What the exercise asks> Check every line below for the word "name" and show those that hold it.

Available records>

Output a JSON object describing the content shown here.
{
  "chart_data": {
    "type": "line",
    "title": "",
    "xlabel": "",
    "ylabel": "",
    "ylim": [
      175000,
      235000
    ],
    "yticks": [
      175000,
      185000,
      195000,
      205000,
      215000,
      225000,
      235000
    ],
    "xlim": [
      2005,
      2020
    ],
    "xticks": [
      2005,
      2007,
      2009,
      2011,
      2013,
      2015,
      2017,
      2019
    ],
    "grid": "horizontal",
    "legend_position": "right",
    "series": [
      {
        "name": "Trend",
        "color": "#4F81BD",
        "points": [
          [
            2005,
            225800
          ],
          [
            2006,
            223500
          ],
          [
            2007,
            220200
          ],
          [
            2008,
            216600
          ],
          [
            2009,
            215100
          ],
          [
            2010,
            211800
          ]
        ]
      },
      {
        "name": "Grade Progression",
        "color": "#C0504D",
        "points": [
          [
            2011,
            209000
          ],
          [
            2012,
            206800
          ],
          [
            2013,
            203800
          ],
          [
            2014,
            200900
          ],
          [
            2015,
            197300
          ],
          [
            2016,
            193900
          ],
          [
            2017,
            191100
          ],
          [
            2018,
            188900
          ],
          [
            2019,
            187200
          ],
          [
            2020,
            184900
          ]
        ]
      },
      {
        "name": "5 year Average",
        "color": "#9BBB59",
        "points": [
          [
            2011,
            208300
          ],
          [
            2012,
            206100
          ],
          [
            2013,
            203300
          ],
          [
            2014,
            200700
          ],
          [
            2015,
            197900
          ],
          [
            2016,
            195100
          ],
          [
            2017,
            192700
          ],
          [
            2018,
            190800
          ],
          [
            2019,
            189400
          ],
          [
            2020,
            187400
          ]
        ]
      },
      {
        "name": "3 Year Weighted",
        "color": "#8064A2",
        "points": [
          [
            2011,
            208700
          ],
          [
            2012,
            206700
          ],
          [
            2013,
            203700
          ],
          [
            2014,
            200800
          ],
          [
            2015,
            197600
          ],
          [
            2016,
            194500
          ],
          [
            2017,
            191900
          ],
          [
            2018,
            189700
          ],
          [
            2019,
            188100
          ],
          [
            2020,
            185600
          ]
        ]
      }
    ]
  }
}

Solution for this exercise>
        "name": "Trend",
        "name": "Grade Progression",
        "name": "5 year Average",
        "name": "3 Year Weighted",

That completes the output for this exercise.